**What is required**
Which lines in the material below contain the word "labels"? Copy each of them.

**Task material**
※
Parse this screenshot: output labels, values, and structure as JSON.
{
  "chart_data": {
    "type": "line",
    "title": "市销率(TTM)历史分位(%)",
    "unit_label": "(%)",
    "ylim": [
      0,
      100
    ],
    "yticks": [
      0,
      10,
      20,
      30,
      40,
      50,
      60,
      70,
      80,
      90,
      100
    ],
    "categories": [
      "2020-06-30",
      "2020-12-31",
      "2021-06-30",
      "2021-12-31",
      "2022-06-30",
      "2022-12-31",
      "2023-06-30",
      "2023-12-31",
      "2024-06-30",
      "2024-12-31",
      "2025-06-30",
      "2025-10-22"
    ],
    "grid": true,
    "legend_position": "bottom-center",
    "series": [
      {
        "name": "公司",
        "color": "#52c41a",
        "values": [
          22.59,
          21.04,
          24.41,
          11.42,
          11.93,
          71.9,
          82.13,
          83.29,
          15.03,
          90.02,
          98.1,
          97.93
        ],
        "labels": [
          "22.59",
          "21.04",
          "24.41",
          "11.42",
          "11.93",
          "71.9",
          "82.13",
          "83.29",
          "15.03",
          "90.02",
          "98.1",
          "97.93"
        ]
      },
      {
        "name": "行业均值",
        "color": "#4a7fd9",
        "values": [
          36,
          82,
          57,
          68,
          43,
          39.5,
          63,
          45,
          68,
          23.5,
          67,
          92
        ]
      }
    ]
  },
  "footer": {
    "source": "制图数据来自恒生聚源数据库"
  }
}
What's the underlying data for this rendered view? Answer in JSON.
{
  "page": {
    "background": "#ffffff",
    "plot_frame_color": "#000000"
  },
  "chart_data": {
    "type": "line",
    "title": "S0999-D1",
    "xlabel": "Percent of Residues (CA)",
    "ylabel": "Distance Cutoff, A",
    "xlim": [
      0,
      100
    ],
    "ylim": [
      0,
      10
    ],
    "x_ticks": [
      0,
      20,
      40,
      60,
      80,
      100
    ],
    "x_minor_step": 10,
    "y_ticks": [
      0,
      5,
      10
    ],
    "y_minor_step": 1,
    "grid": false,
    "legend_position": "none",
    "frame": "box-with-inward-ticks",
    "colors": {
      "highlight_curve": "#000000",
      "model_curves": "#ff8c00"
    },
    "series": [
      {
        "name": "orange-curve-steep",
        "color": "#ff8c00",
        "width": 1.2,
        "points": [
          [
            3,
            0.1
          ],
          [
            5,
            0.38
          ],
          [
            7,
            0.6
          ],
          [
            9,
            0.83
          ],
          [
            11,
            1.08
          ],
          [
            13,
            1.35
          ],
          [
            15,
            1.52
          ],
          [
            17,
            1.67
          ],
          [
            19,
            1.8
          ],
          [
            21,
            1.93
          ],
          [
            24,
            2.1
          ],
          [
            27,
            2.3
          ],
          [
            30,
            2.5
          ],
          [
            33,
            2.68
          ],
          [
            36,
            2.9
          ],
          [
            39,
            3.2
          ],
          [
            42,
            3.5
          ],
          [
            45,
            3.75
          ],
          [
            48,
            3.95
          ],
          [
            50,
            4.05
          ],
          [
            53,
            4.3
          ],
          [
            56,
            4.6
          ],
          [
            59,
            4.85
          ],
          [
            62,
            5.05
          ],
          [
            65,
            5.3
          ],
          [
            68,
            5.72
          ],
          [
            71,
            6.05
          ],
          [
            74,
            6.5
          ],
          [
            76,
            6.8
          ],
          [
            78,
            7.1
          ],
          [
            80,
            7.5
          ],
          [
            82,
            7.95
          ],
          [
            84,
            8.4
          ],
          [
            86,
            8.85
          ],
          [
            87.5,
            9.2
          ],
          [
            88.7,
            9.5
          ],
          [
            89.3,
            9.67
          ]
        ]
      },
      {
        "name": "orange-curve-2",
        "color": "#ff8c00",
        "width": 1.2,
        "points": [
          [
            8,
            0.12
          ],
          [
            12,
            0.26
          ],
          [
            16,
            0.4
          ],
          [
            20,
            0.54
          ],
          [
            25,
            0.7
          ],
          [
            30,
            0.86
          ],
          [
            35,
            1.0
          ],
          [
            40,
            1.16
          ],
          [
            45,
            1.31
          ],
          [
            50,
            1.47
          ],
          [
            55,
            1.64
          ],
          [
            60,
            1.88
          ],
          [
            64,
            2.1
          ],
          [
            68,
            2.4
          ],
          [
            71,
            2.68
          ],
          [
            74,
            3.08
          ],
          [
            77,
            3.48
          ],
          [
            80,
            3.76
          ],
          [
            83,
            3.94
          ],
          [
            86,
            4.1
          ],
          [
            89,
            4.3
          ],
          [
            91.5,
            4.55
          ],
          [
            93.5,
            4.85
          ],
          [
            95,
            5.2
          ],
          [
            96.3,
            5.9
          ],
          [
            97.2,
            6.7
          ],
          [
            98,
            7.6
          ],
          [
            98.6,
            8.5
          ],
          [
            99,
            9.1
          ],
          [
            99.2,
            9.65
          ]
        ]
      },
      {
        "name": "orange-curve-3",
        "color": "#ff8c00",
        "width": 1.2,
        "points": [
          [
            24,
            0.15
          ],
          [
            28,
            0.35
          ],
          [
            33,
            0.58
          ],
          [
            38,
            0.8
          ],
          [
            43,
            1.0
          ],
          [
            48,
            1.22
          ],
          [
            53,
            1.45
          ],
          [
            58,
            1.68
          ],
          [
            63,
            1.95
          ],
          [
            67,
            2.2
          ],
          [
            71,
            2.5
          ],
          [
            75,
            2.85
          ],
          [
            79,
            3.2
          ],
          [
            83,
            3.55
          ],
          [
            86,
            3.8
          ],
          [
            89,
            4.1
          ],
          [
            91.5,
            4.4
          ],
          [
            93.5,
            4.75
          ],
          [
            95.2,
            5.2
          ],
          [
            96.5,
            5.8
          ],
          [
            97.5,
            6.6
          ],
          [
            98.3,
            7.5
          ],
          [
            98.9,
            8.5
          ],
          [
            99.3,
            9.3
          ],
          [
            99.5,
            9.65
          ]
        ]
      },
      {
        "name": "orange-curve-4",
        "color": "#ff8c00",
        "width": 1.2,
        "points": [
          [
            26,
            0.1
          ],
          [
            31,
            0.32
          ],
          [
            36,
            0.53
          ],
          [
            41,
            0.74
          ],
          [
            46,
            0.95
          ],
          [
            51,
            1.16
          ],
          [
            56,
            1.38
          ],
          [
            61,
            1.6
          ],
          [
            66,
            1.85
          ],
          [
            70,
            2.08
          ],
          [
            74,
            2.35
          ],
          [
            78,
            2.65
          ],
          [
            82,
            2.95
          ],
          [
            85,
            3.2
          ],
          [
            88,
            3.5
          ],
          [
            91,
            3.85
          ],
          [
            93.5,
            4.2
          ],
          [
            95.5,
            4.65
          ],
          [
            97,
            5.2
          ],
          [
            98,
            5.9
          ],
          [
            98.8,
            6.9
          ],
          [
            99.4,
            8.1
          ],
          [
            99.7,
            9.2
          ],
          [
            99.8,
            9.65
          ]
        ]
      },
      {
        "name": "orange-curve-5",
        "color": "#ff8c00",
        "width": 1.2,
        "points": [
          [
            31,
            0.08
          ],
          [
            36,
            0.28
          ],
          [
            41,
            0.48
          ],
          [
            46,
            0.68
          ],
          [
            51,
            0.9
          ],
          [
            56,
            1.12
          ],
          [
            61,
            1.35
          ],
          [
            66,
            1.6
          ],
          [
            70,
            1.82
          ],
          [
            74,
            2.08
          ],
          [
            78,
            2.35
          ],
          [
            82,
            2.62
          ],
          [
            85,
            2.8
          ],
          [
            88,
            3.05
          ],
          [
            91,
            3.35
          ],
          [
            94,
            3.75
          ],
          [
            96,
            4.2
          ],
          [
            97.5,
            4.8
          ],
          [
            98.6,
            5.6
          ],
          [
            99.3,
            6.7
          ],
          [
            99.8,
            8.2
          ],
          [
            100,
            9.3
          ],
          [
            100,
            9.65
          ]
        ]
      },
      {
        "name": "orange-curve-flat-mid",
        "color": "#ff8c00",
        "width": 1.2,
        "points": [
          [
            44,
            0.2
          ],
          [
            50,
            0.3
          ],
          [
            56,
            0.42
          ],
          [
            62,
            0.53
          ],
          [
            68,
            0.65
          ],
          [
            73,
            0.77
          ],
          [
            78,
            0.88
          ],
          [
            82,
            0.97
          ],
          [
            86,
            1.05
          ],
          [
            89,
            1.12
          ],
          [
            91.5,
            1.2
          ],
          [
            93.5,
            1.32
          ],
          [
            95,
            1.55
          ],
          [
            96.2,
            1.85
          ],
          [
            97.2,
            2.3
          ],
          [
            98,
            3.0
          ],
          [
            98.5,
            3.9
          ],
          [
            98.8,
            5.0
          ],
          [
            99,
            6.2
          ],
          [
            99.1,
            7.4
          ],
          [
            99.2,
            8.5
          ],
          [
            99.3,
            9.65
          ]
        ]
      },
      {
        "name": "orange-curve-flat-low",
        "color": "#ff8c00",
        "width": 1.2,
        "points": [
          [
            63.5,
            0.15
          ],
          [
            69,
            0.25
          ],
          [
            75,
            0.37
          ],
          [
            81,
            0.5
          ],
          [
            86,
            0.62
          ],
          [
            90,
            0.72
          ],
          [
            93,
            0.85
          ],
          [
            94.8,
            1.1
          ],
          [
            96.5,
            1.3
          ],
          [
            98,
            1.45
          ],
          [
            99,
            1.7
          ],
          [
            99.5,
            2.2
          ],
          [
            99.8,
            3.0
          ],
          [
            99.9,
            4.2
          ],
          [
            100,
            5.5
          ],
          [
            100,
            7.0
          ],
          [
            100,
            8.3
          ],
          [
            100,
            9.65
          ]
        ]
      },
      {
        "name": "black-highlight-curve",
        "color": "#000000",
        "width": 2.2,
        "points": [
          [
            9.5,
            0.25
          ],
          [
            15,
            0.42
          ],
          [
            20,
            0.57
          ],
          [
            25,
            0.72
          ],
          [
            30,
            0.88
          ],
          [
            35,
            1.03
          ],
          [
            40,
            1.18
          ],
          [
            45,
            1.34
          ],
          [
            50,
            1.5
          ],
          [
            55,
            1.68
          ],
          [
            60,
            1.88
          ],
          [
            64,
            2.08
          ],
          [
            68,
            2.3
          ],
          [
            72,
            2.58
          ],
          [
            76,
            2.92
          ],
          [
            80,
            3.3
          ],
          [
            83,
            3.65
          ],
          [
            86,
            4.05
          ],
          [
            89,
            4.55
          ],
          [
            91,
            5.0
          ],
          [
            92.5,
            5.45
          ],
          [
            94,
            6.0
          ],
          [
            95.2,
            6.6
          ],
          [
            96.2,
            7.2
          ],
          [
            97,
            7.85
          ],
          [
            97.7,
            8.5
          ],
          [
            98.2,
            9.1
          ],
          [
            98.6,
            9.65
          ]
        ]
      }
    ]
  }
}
※
**Expected output**
Parse this screenshot: output labels, values, and structure as JSON.
        "labels": [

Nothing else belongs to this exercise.